# Written task
Show each line that has the string "приобретенных" in it.

A run of records:

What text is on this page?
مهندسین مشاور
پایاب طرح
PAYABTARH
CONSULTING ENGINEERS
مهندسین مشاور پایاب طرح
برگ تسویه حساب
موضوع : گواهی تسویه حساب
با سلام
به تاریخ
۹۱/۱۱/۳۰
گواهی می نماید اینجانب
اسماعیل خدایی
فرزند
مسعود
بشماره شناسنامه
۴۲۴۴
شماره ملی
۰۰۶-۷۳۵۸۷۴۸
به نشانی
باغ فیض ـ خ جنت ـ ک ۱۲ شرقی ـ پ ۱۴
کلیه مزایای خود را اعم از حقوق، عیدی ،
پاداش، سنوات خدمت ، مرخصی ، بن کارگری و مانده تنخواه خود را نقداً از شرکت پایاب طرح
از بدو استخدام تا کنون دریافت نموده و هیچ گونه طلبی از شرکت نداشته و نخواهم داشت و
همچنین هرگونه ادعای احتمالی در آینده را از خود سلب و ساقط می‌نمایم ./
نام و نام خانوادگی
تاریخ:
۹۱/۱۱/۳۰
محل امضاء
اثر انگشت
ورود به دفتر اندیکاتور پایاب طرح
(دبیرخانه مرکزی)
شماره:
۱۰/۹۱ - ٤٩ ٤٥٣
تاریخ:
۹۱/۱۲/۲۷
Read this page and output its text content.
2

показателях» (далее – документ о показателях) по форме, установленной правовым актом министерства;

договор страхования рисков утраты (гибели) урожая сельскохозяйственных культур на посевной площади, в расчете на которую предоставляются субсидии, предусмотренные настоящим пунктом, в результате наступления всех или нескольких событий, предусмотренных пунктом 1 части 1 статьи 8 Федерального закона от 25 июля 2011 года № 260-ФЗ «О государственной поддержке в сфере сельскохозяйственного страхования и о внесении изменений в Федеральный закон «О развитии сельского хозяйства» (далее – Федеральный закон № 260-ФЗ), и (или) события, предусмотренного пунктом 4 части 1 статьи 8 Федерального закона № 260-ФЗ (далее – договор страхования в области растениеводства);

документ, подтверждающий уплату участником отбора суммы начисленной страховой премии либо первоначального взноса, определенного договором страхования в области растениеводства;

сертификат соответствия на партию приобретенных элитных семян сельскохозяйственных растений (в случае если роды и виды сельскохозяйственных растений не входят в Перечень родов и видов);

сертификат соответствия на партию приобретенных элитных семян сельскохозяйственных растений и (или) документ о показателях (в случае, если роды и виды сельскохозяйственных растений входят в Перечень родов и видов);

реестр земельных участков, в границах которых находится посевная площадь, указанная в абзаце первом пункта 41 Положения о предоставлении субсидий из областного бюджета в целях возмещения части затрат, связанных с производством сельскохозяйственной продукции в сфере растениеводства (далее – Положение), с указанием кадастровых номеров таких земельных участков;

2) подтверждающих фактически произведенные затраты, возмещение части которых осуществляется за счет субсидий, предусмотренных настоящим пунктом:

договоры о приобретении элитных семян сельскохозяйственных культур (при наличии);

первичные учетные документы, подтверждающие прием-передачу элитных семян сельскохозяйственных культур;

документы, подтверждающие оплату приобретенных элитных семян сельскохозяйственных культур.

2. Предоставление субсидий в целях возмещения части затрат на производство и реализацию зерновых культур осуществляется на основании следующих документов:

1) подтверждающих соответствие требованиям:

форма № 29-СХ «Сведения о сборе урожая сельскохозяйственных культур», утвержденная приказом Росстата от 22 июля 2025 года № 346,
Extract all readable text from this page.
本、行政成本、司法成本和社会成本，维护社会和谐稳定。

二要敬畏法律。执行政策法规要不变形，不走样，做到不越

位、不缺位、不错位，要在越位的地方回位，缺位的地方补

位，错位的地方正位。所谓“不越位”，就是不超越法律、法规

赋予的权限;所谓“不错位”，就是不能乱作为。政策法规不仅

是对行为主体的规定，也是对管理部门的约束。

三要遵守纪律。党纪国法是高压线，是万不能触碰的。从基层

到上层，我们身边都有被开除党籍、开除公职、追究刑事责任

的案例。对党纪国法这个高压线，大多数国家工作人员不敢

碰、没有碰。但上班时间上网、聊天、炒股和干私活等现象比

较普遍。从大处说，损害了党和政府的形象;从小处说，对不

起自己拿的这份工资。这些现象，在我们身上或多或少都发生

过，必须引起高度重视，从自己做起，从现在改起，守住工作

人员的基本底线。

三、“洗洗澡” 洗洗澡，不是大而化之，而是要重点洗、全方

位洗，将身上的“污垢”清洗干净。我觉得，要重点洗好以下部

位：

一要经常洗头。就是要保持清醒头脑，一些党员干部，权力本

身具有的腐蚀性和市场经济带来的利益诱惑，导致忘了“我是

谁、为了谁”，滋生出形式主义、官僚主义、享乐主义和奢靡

# Solved problem
сертификат соответствия на партию приобретенных элитных семян сельскохозяйственных растений (в случае если роды и виды сельскохозяйственных растений не входят в Перечень родов и видов);
сертификат соответствия на партию приобретенных элитных семян сельскохозяйственных растений и (или) документ о показателях (в случае, если роды и виды сельскохозяйственных растений входят в Перечень родов и видов);
документы, подтверждающие оплату приобретенных элитных семян сельскохозяйственных культур.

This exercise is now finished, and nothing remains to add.